Aus St. Goar stammte Lion Ullmann (auch Baruch Löb Ullmann), der 1804 als Sohn eines Kaufmanns geboren wurde. Nach Besuch der Talmud-Schulen in Bingen und Darmstadt wurde er 1829 zum Rabbiner ordniert. Nach seiner Promotion an der Universität Gießen wurde Dr. Lion Ullmann 1836 zum Oberrabbiner des Konsistoriums in Krefeld gewählt (und war damit der erste akademisch ausgebildete Rabbiner Krefelds). Er verfasste die erste Synagogenordnung für seinen Amtsbezirk, die fortan in allen Synagogengemeinden der Reg.bezirke Aachen, Düsseldorf und Köln Geltung besaß. Die Gründung einer jüdischen Elementarschule ging ebenfalls auf ihn zurück. Im jungen Alter von 39 Jahren starb er in Krefeld.

 

 

Das Rheinhöhendorf Werlau, heute ein Ortsteil von St. Goar, gehörte mit seinen jüdischen Bewohnern bis 1888 zur Kultusgemeinde St. Goar, obwohl zeitweilig mehr Juden in Werlau als in St. Goar lebten. Nach 1888 gehörte die Judenschaft Werlaus zur Gemeinde Oberwesel.

[vgl. Werlau (Rheinland-Pfalz)]          

 

 

Im jenseits des Rheins liegenden St. Goarshausen bildete sich im Laufe des 19.Jahrhunderts eine kleine israelitische Gemeinde, der zu keiner Zeit mehr als 40 Personen angehörten; diese lebten in recht bescheidenen Verhältnissen.

  Lehrstellenangebot einer Metzgerei von 1903

Die wenigen Familien aus dem nahen Wellmich waren der Gemeinde angeschlossen. Zu den gemeindlichen Einrichtungen zählten eine Betstube, eine Religionsschule und eine Mikwe; Verstorbene wurden auf dem Friedhof in Bornich beerdigt. Die Gemeinde gehörte zum Rabbinatsbezirk Bad Ems.

http://www.alemannia-judaica.de/images/Images%20339/St%20Goarshausen%20CV-Ztg%2007091928.jpg  Geschäftsanzeige von 1928

Anfang der 1930er Jahren lebten noch ca. 20 jüdische Bürger im Ort; 1938 hatten alle St. Goarshausen verlassen. In der Betstube in der Bahnhofstraße wurde letztmalig im November 1937 Gottesdienst abgehalten; danach wurde das Gebäude wohl zwangsweise verkauft; in diesem kam die NSDAP-Kreisleitung (!) unter.

 

 

 

In Weyer gab es auch eine kleine jüdische Gemeinde, der stets nur wenige Familien angehörten. Anfang der 1930er Jahre zählte die Gemeinde - ihr waren auch die Familien aus Nochern und Lierschied angeschlossen - etwa 25 Angehörige; sie unterstand dem Rabbinatsbezirk Bad Ems. Während der Betraum sich über Generationen hinweg in dem Privathause der Familie Ackermann in Weyer befand, lag der Friedhof in der Gemarkung Nochern; dessen Anlegung muss erst nach 1850 erfolgt sein.

Gezeigtes Material.
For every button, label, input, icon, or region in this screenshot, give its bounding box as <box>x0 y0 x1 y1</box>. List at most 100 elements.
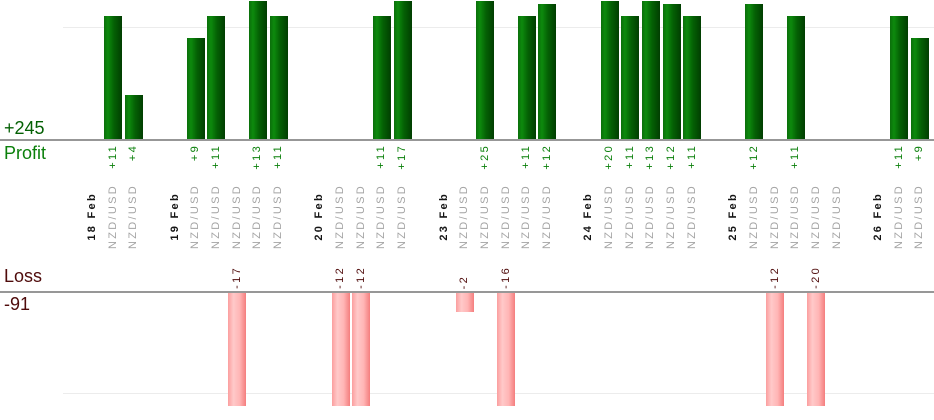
date-label: 25 Feb <box>723 150 744 283</box>
date-label: 23 Feb <box>434 150 455 283</box>
profit-value-label: +11 <box>206 144 227 169</box>
symbol-label-text: NZD/USD <box>272 184 285 249</box>
profit-bar <box>186 38 205 141</box>
symbol-label-text: NZD/USD <box>230 184 243 249</box>
date-column: 20 Feb <box>310 0 331 420</box>
profit-value-label: +11 <box>268 144 289 169</box>
columns-strip: 18 Feb NZD/USD +11 NZD/USD +4 19 Feb NZD/USD +9… <box>82 0 930 420</box>
profit-value-label: +12 <box>744 144 765 170</box>
loss-axis-line <box>0 291 934 293</box>
profit-value-label-text: +12 <box>747 144 760 170</box>
profit-bar <box>517 15 536 141</box>
trade-column: NZD/USD -12 <box>351 0 372 420</box>
symbol-label: NZD/USD <box>351 150 372 283</box>
trade-column: NZD/USD -16 <box>496 0 517 420</box>
symbol-label: NZD/USD <box>268 150 289 283</box>
date-label: 24 Feb <box>579 150 600 283</box>
symbol-label: NZD/USD <box>889 150 910 283</box>
loss-bar <box>352 293 371 406</box>
profit-bar <box>207 15 226 141</box>
loss-bar <box>455 293 474 312</box>
loss-value-label: -12 <box>351 177 372 289</box>
loss-value-label: -17 <box>227 177 248 289</box>
date-column: 18 Feb <box>82 0 103 420</box>
loss-bar <box>331 293 350 406</box>
loss-value-label-text: -12 <box>334 266 347 289</box>
symbol-label-text: NZD/USD <box>747 184 760 249</box>
profit-value-label-text: +9 <box>913 144 926 162</box>
profit-value-label: +11 <box>682 144 703 169</box>
profit-bar <box>683 15 702 141</box>
profit-value-label: +25 <box>475 144 496 170</box>
trade-column: NZD/USD +11 <box>206 0 227 420</box>
symbol-label: NZD/USD <box>682 150 703 283</box>
profit-value-label: +13 <box>641 144 662 170</box>
symbol-label: NZD/USD <box>392 150 413 283</box>
profit-value-label-text: +11 <box>892 144 905 169</box>
profit-bar <box>372 15 391 141</box>
loss-value-label: -16 <box>496 177 517 289</box>
profit-value-label: +9 <box>185 144 206 161</box>
date-label: 26 Feb <box>868 150 889 283</box>
profit-value-label-text: +25 <box>478 144 491 170</box>
profit-value-label: +11 <box>785 144 806 169</box>
group-gap <box>847 0 868 420</box>
trade-column: NZD/USD +11 <box>889 0 910 420</box>
profit-value-label: +9 <box>910 144 931 161</box>
group-gap <box>558 0 579 420</box>
profit-value-label: +4 <box>123 144 144 161</box>
profit-value-label: +11 <box>620 144 641 169</box>
date-column: 25 Feb <box>723 0 744 420</box>
group-gap <box>413 0 434 420</box>
symbol-label-text: NZD/USD <box>354 184 367 249</box>
profit-value-label-text: +11 <box>106 144 119 169</box>
trade-column: NZD/USD +11 <box>103 0 124 420</box>
trade-column: NZD/USD +12 <box>744 0 765 420</box>
symbol-label-text: NZD/USD <box>623 184 636 249</box>
symbol-label-text: NZD/USD <box>478 184 491 249</box>
profit-axis-line <box>0 139 934 141</box>
profit-bar <box>786 15 805 141</box>
loss-value-label: -12 <box>330 177 351 289</box>
date-label-text: 23 Feb <box>437 192 450 241</box>
symbol-label-text: NZD/USD <box>830 184 843 249</box>
date-column: 19 Feb <box>165 0 186 420</box>
symbol-label: NZD/USD <box>496 150 517 283</box>
loss-bar <box>497 293 516 406</box>
profit-gridline <box>63 27 934 28</box>
symbol-label: NZD/USD <box>806 150 827 283</box>
trade-column: NZD/USD -12 <box>330 0 351 420</box>
trade-column: NZD/USD +11 <box>268 0 289 420</box>
profit-bar <box>910 38 929 141</box>
symbol-label: NZD/USD <box>744 150 765 283</box>
symbol-label-text: NZD/USD <box>209 184 222 249</box>
profit-value-label: +12 <box>537 144 558 170</box>
date-column: 23 Feb <box>434 0 455 420</box>
trade-column: NZD/USD +20 <box>599 0 620 420</box>
symbol-label: NZD/USD <box>661 150 682 283</box>
trade-column: NZD/USD +13 <box>248 0 269 420</box>
profit-bar <box>476 1 495 141</box>
loss-value-label: -12 <box>765 177 786 289</box>
profit-bar <box>641 1 660 141</box>
profit-value-label-text: +20 <box>603 144 616 170</box>
trade-column: NZD/USD -17 <box>227 0 248 420</box>
loss-bar <box>766 293 785 406</box>
symbol-label-text: NZD/USD <box>685 184 698 249</box>
symbol-label-text: NZD/USD <box>499 184 512 249</box>
symbol-label: NZD/USD <box>227 150 248 283</box>
group-gap <box>703 0 724 420</box>
profit-value-label-text: +13 <box>251 144 264 170</box>
trade-column: NZD/USD +12 <box>661 0 682 420</box>
trade-column: NZD/USD -12 <box>765 0 786 420</box>
date-label-text: 25 Feb <box>727 192 740 241</box>
profit-value-label-text: +12 <box>540 144 553 170</box>
profit-bar <box>248 1 267 141</box>
symbol-label: NZD/USD <box>537 150 558 283</box>
loss-bar <box>807 293 826 406</box>
loss-total-label: -91 <box>4 294 31 314</box>
trade-column: NZD/USD -2 <box>454 0 475 420</box>
profit-value-label-text: +11 <box>685 144 698 169</box>
symbol-label-text: NZD/USD <box>913 184 926 249</box>
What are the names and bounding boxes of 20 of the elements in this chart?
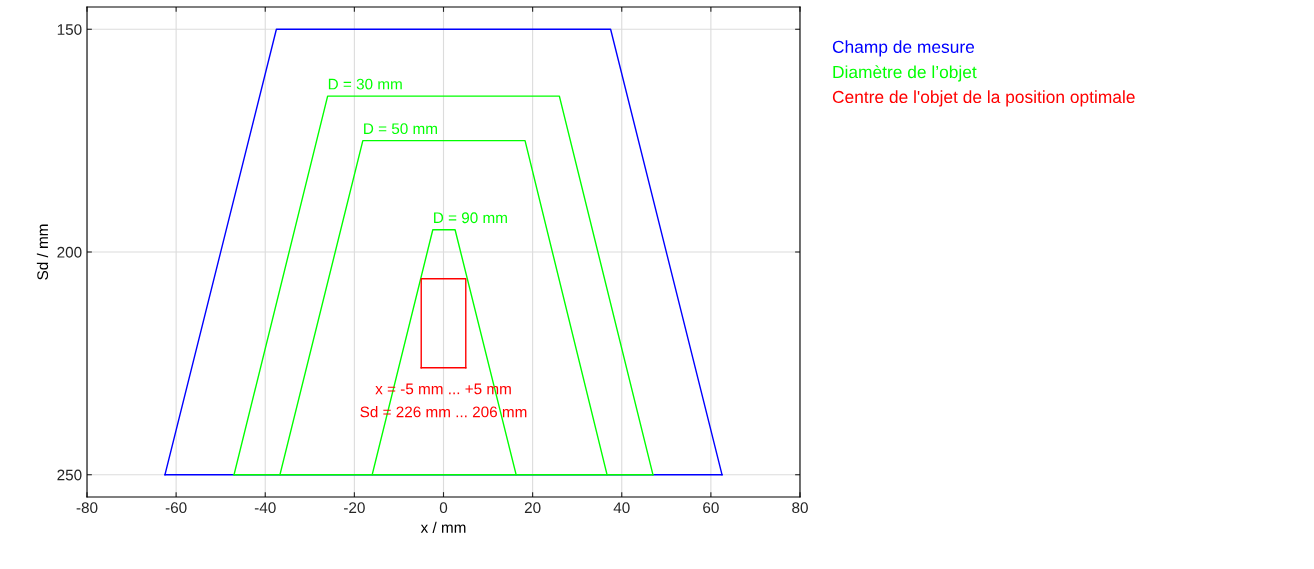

Anforderungen.
1 > Beantworte zum Text über die jüdischen Gemeinden rund um St. Goar diese Fragen:
(a) In welchem Jahr wurde Lion Ullmann zum Oberrabbiner des Konsistoriums in Krefeld gewählt?
(b) Bis zu welchem Jahr gehörten die jüdischen Bewohner von Werlau zur Kultusgemeinde St. Goar?
(c) Auf welchem Friedhof wurden die Verstorbenen der Gemeinde St. Goarshausen beerdigt?
2 > Setze den Text über die jüdischen Gemeinden rund um St. Goar nach seinem letzten Satz fort.

Lösungen.
1 >
(a) 1836
(b) 1888
(c) Auf dem Friedhof in Bornich

2 >
Im November 1938 wurde die Betstube demoliert.

Jüdischer Friedhof in Nochern (Aufn. H., 2013, aus: wikipedia.org, CC BY-SA 3.0)

Auf dem jüdischen Friedhof in Nochern – auf dem ca. 2.500 m² großen Gelände befinden sich heute ca. 25 Grabsteine - erinnert eine Gedenkplatte an die ermordeten Angehörigen aus den Familien Gerson und Oster (aus Nochern) Ackermann (aus Weyer) und Grünebaum (aus Lierscheid).

In der Ortsgemeinde Lierschied (sie gehört heute der Verbandsgemeinde Loreley an) wurde jüngst (2021) mit einer Gedenktafel, die an einem Findling angebracht ist, an die Angehörigen der Familie Grünebaum erinnert; alle acht Familienmitglieder wurden deportiert und ermordet.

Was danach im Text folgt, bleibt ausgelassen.